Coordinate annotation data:
________________________________________

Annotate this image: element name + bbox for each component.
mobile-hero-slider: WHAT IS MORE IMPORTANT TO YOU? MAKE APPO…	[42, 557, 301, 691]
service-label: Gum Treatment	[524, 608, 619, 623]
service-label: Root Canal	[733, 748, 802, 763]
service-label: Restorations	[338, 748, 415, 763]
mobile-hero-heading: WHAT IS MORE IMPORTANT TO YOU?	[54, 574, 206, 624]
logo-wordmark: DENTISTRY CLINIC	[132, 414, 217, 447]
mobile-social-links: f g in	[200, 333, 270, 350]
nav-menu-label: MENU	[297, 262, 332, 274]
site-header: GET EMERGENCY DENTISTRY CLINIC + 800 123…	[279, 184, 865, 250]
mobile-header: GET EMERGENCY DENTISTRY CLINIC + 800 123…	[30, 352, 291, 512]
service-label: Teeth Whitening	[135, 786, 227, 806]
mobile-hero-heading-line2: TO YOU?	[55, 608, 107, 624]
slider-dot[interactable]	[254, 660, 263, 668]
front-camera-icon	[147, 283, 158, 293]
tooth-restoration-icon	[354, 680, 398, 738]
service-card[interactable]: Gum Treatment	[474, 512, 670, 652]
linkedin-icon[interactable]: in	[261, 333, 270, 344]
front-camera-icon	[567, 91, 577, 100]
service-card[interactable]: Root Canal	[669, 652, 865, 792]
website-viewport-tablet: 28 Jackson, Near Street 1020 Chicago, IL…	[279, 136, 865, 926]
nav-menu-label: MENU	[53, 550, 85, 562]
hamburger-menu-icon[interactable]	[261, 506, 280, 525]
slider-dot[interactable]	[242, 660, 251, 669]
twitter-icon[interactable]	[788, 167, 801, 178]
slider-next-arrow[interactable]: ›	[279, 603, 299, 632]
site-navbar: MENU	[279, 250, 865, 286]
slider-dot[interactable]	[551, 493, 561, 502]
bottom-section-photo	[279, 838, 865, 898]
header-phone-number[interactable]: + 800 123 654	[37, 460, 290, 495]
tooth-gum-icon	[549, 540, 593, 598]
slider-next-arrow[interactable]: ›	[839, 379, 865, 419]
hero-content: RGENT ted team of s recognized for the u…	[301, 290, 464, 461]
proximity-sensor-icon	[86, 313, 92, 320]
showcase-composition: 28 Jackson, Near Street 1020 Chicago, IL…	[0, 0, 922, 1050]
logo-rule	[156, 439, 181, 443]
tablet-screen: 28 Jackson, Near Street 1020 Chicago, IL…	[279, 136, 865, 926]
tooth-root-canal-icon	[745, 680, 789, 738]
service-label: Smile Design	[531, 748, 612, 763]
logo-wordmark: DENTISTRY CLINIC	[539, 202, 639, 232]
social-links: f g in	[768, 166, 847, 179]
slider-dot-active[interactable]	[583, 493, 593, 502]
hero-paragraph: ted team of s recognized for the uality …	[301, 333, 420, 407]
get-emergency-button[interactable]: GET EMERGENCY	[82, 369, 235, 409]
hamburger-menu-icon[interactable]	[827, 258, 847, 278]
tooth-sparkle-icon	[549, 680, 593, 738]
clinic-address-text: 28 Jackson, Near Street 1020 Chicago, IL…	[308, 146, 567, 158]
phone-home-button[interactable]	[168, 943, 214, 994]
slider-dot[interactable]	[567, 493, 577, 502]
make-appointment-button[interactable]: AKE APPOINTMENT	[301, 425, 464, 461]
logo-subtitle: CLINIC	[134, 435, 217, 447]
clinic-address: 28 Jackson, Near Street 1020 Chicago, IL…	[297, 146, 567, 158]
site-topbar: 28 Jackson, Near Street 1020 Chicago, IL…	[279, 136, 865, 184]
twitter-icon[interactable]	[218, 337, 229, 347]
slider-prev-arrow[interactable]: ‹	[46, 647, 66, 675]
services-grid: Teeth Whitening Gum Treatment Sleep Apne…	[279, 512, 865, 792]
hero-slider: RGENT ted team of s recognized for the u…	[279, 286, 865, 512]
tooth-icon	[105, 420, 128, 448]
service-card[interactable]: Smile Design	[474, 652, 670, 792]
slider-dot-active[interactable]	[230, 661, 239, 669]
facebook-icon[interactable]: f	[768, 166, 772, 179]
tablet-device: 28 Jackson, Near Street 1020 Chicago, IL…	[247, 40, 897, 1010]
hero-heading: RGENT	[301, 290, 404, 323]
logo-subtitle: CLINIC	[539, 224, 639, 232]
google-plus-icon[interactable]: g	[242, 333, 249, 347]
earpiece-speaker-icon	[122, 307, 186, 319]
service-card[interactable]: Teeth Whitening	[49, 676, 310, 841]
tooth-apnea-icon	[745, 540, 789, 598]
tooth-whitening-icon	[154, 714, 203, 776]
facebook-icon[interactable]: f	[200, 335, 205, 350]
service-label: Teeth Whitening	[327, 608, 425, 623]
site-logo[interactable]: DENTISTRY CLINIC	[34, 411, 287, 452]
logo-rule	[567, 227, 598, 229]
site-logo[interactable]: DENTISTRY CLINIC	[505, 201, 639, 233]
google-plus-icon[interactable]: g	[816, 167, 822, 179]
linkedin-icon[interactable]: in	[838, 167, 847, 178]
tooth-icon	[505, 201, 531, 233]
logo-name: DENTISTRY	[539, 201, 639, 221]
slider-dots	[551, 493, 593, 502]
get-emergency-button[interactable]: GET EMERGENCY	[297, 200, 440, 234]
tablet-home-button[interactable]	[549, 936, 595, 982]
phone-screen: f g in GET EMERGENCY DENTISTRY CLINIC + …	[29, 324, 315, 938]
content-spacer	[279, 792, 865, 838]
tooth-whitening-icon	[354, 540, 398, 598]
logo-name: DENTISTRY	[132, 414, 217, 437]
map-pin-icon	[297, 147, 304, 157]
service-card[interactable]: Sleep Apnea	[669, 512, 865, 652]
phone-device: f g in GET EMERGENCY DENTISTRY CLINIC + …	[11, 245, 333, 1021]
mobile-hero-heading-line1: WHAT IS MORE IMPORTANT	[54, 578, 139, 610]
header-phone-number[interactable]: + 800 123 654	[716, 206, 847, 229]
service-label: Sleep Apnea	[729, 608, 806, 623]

________________________________________

Aim of the exercise:
Copy out the data again, unchanged, starting at its very first line and ending with the line that contains "660, 251, 669]", with both of those lines included.

Task answer:
Annotate this image: element name + bbox for each component.
mobile-hero-slider: WHAT IS MORE IMPORTANT TO YOU? MAKE APPO…	[42, 557, 301, 691]
service-label: Gum Treatment	[524, 608, 619, 623]
service-label: Root Canal	[733, 748, 802, 763]
service-label: Restorations	[338, 748, 415, 763]
mobile-hero-heading: WHAT IS MORE IMPORTANT TO YOU?	[54, 574, 206, 624]
logo-wordmark: DENTISTRY CLINIC	[132, 414, 217, 447]
mobile-social-links: f g in	[200, 333, 270, 350]
nav-menu-label: MENU	[297, 262, 332, 274]
site-header: GET EMERGENCY DENTISTRY CLINIC + 800 123…	[279, 184, 865, 250]
mobile-header: GET EMERGENCY DENTISTRY CLINIC + 800 123…	[30, 352, 291, 512]
service-label: Teeth Whitening	[135, 786, 227, 806]
mobile-hero-heading-line2: TO YOU?	[55, 608, 107, 624]
slider-dot[interactable]	[254, 660, 263, 668]
front-camera-icon	[147, 283, 158, 293]
tooth-restoration-icon	[354, 680, 398, 738]
service-card[interactable]: Gum Treatment	[474, 512, 670, 652]
linkedin-icon[interactable]: in	[261, 333, 270, 344]
front-camera-icon	[567, 91, 577, 100]
service-card[interactable]: Root Canal	[669, 652, 865, 792]
website-viewport-tablet: 28 Jackson, Near Street 1020 Chicago, IL…	[279, 136, 865, 926]
nav-menu-label: MENU	[53, 550, 85, 562]
hamburger-menu-icon[interactable]	[261, 506, 280, 525]
slider-dot[interactable]	[242, 660, 251, 669]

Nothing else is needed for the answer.